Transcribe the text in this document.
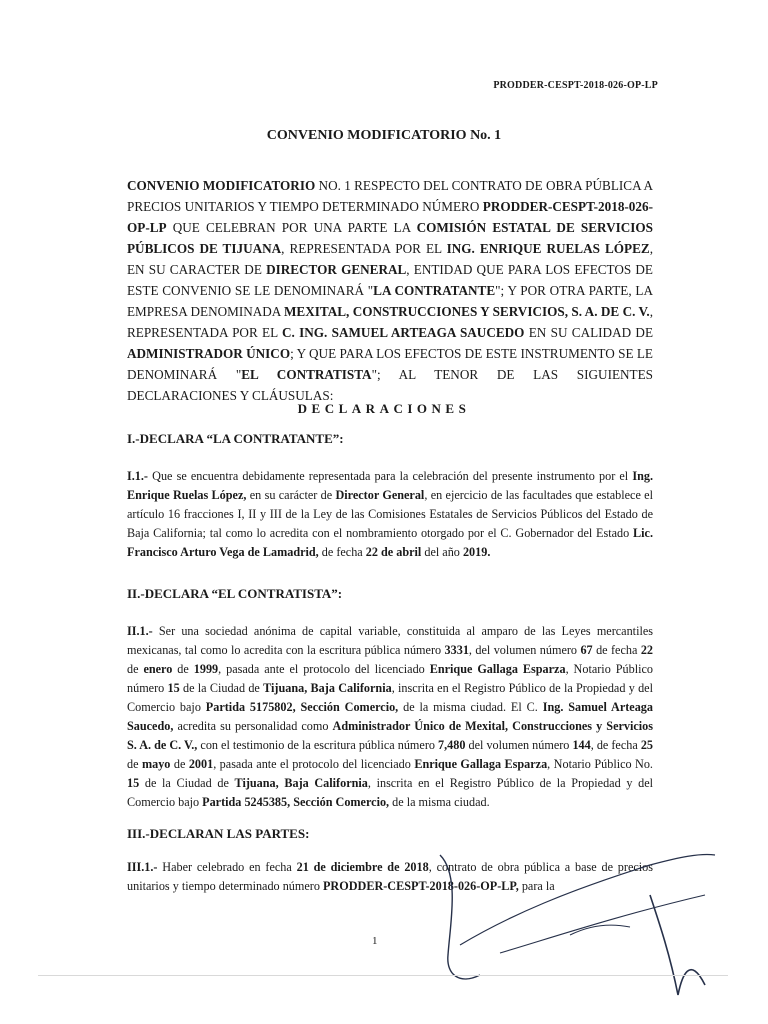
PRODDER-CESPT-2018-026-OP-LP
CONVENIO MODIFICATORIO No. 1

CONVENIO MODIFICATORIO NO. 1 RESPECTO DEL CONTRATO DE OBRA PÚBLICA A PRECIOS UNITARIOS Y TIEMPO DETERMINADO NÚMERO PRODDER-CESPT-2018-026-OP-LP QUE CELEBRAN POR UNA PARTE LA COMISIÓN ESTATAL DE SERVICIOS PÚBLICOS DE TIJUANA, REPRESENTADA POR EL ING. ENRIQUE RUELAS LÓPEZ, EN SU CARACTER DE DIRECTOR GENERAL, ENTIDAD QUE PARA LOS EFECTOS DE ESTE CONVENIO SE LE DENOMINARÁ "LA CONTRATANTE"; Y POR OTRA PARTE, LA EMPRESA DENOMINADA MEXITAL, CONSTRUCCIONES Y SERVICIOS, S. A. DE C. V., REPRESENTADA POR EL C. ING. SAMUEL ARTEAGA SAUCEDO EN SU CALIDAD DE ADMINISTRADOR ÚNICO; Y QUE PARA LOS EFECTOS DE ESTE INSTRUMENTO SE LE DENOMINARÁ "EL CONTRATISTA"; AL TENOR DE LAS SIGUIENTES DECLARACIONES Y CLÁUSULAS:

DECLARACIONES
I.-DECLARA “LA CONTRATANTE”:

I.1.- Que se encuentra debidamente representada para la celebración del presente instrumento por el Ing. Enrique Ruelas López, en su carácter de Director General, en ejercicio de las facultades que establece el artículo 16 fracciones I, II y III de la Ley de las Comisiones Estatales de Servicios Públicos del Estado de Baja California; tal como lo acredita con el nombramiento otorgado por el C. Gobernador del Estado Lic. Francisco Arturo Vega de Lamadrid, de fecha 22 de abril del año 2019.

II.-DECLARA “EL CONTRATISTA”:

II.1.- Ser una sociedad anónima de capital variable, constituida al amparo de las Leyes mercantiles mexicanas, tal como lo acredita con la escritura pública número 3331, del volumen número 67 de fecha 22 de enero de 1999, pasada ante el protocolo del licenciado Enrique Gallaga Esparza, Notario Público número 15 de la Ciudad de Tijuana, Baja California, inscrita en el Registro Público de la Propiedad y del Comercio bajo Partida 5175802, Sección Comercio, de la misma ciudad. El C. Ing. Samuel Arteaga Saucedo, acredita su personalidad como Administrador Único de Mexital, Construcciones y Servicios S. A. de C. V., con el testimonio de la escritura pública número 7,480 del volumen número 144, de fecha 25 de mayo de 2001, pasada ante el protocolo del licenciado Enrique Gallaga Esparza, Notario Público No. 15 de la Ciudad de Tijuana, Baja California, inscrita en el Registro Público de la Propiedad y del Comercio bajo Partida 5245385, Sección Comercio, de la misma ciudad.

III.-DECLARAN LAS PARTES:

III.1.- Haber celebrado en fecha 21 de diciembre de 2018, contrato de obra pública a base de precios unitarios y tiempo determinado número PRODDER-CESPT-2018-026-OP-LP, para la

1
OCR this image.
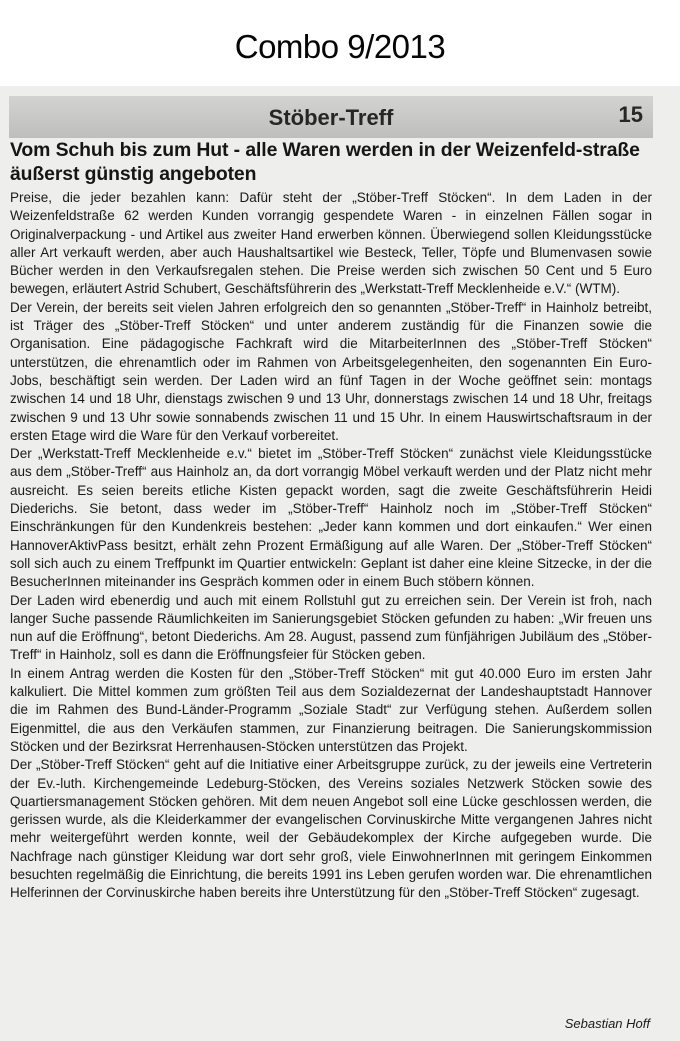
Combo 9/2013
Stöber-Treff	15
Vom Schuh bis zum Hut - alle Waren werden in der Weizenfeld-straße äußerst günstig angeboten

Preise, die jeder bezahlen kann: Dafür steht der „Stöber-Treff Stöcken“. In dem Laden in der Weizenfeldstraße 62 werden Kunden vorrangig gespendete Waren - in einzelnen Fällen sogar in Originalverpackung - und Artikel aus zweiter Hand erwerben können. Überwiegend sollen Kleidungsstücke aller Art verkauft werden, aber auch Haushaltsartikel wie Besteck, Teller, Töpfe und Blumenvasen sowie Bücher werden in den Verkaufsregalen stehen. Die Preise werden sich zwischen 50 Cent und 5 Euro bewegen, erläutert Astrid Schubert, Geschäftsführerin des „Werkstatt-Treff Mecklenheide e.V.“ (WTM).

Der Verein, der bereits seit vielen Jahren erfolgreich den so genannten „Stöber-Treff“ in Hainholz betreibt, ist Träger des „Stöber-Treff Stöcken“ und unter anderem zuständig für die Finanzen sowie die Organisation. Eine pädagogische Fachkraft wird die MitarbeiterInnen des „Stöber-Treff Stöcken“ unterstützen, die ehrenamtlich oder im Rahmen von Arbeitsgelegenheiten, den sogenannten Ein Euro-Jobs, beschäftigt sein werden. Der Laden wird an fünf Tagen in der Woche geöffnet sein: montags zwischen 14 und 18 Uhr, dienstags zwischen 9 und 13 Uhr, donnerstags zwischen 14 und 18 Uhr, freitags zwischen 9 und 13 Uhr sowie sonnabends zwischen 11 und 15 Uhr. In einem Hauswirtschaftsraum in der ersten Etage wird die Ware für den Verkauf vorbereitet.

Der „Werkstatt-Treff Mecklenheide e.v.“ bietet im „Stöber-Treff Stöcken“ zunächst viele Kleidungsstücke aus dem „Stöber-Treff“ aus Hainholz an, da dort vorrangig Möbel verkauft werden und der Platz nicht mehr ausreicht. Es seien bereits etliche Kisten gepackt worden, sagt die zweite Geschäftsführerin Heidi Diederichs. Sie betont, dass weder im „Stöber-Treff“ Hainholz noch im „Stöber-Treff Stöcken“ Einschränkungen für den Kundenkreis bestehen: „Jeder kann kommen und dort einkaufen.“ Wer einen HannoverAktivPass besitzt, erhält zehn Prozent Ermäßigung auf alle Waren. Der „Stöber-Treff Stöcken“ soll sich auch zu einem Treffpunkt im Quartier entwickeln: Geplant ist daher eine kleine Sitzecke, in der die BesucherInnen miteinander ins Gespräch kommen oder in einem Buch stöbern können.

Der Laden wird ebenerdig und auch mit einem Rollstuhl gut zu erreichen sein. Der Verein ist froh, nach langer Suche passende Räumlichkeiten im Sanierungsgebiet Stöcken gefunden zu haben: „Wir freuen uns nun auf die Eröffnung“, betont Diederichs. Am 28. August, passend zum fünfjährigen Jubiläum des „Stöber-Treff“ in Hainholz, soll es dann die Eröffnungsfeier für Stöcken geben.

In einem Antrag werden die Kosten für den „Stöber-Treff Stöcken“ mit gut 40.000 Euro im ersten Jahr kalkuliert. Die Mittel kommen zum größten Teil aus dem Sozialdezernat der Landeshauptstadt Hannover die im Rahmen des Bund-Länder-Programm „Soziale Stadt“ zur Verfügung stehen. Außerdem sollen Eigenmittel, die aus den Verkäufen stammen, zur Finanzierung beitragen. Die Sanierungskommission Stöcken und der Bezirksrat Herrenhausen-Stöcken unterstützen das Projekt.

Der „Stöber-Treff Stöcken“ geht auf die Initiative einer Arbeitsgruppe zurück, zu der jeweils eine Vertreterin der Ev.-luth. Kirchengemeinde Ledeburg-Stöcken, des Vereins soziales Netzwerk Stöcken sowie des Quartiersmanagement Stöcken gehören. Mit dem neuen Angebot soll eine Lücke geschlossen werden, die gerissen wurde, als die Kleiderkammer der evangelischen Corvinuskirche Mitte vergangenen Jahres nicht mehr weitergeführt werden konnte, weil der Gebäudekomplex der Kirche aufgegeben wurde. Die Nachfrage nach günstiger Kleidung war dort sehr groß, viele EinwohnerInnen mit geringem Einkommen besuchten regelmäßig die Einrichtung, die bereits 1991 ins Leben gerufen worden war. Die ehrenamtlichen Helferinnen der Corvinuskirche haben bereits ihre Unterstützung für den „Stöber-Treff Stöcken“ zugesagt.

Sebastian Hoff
.....
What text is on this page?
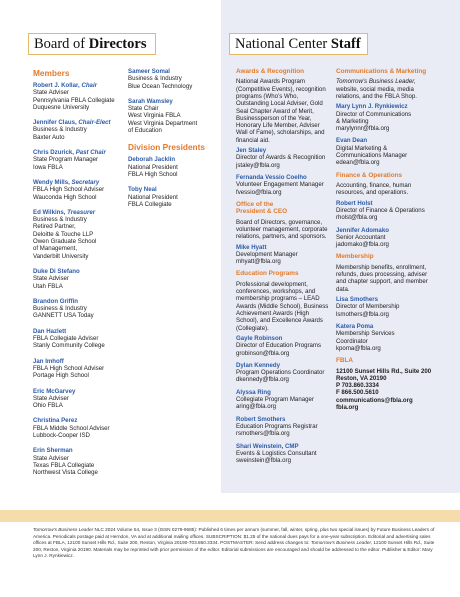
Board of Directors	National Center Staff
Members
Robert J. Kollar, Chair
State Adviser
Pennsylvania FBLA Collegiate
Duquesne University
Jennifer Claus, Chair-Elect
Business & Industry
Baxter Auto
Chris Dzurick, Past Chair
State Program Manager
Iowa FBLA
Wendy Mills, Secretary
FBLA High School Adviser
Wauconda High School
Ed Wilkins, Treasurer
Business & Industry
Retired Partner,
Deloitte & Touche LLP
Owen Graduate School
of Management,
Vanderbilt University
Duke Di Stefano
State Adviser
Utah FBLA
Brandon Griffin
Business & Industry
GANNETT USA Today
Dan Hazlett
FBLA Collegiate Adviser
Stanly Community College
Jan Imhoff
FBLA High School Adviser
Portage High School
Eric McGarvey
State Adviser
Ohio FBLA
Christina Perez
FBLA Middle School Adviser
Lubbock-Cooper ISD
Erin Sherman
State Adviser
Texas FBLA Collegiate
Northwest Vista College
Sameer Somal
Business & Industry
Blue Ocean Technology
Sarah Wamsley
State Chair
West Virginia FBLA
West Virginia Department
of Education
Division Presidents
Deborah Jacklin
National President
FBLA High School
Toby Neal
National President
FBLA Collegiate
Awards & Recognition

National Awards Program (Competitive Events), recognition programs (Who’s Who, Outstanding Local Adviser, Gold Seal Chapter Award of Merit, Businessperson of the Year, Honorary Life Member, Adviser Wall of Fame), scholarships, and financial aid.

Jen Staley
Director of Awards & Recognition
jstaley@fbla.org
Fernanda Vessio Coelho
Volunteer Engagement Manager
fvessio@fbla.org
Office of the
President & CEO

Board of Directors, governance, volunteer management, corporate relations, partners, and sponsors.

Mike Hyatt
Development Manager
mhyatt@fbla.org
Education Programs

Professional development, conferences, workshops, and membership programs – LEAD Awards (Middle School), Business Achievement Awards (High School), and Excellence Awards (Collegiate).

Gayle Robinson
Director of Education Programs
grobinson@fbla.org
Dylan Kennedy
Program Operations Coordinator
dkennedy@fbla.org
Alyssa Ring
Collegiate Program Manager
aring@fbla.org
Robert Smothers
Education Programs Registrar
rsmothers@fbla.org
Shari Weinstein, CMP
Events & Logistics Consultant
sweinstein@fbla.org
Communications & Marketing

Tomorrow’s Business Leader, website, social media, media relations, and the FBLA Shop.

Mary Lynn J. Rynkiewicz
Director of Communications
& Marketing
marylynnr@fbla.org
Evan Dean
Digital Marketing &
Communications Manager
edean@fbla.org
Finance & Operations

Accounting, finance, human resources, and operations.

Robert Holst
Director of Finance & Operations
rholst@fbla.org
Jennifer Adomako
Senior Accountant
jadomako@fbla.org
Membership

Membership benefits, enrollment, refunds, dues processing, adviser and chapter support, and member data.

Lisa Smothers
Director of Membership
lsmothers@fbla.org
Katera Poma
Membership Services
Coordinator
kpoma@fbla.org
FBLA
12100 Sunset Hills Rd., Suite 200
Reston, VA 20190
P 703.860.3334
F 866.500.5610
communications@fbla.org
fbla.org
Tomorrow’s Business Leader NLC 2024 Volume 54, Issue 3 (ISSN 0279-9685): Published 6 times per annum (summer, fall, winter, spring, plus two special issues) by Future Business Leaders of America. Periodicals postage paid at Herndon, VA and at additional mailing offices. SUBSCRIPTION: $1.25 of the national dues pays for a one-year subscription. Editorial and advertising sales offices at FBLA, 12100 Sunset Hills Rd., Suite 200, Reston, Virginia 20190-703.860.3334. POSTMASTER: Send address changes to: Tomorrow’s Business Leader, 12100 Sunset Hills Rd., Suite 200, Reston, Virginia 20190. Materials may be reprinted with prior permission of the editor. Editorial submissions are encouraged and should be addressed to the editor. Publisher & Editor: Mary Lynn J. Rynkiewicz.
.....
* **Set problem**
List each line in the listing that contains the string "College".

* **Exercise solution**
Stanly Community College
Northwest Vista College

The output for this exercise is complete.